- Exercise prompt -
Copy out all the lines exactly. Omit pictures.

.....

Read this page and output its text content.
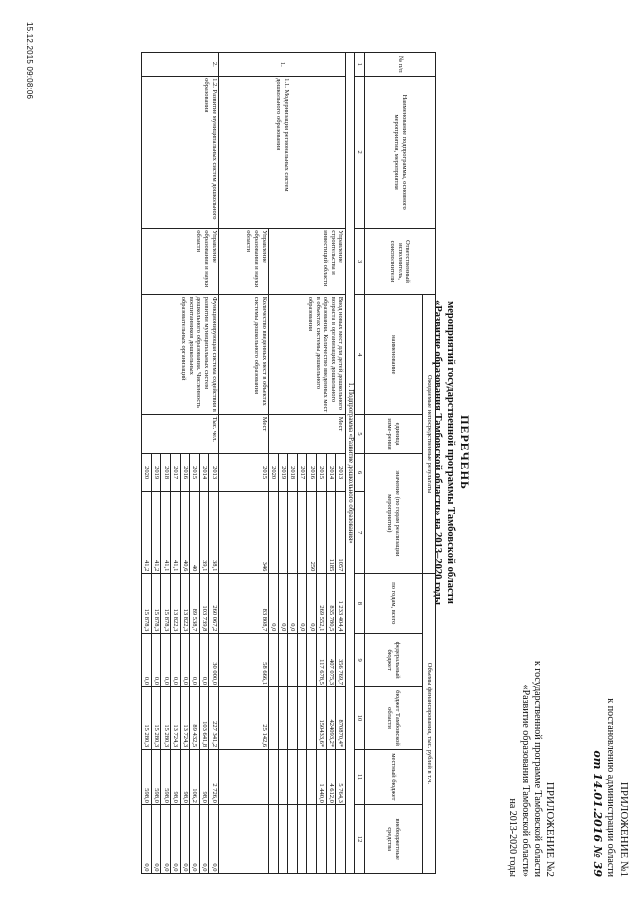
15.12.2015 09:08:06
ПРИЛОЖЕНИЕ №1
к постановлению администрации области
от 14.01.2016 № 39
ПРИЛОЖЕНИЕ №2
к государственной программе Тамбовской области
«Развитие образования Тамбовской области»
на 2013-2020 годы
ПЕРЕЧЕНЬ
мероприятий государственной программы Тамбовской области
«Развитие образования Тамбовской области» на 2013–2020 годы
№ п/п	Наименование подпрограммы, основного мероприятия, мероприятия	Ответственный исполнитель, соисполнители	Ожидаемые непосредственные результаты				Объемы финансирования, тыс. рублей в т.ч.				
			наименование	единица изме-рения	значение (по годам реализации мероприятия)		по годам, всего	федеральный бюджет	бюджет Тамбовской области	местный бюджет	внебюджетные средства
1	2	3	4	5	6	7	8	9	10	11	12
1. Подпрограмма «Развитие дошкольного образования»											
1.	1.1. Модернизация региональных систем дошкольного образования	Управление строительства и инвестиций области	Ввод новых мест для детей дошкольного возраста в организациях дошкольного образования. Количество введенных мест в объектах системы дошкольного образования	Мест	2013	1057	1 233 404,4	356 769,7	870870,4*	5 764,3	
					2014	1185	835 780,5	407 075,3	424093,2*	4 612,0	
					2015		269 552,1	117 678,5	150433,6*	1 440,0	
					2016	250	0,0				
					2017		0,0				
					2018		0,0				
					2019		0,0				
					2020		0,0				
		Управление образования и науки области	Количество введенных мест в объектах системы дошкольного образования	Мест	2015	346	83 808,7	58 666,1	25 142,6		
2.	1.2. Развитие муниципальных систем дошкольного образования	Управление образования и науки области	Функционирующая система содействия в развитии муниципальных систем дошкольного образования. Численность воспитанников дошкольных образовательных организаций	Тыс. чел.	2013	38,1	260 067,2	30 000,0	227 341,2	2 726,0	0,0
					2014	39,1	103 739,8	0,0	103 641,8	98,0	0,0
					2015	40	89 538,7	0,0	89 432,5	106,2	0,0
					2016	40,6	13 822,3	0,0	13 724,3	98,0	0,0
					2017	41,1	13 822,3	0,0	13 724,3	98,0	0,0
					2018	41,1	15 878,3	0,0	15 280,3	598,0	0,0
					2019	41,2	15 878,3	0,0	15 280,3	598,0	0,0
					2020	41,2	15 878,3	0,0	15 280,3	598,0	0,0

.....

- Result below -
Read this page and output its text content.
15.12.2015 09:08:06
ПРИЛОЖЕНИЕ №1
к постановлению администрации области
от 14.01.2016 № 39
ПРИЛОЖЕНИЕ №2
к государственной программе Тамбовской области
«Развитие образования Тамбовской области»
на 2013-2020 годы
ПЕРЕЧЕНЬ
мероприятий государственной программы Тамбовской области
«Развитие образования Тамбовской области» на 2013–2020 годы
№ п/п	Наименование подпрограммы, основного мероприятия, мероприятия	Ответственный исполнитель, соисполнители	Ожидаемые непосредственные результаты				Объемы финансирования, тыс. рублей в т.ч.				
			наименование	единица изме-рения	значение (по годам реализации мероприятия)		по годам, всего	федеральный бюджет	бюджет Тамбовской области	местный бюджет	внебюджетные средства
1	2	3	4	5	6	7	8	9	10	11	12
1. Подпрограмма «Развитие дошкольного образования»											
1.	1.1. Модернизация региональных систем дошкольного образования	Управление строительства и инвестиций области	Ввод новых мест для детей дошкольного возраста в организациях дошкольного образования. Количество введенных мест в объектах системы дошкольного образования	Мест	2013	1057	1 233 404,4	356 769,7	870870,4*	5 764,3	
					2014	1185	835 780,5	407 075,3	424093,2*	4 612,0	
					2015		269 552,1	117 678,5	150433,6*	1 440,0	
					2016	250	0,0				
					2017		0,0				
					2018		0,0				
					2019		0,0				
					2020		0,0				
		Управление образования и науки области	Количество введенных мест в объектах системы дошкольного образования	Мест	2015	346	83 808,7	58 666,1	25 142,6		
2.	1.2. Развитие муниципальных систем дошкольного образования	Управление образования и науки области	Функционирующая система содействия в развитии муниципальных систем дошкольного образования. Численность воспитанников дошкольных образовательных организаций	Тыс. чел.	2013	38,1	260 067,2	30 000,0	227 341,2	2 726,0	0,0
					2014	39,1	103 739,8	0,0	103 641,8	98,0	0,0
					2015	40	89 538,7	0,0	89 432,5	106,2	0,0
					2016	40,6	13 822,3	0,0	13 724,3	98,0	0,0
					2017	41,1	13 822,3	0,0	13 724,3	98,0	0,0
					2018	41,1	15 878,3	0,0	15 280,3	598,0	0,0
					2019	41,2	15 878,3	0,0	15 280,3	598,0	0,0
					2020	41,2	15 878,3	0,0	15 280,3	598,0	0,0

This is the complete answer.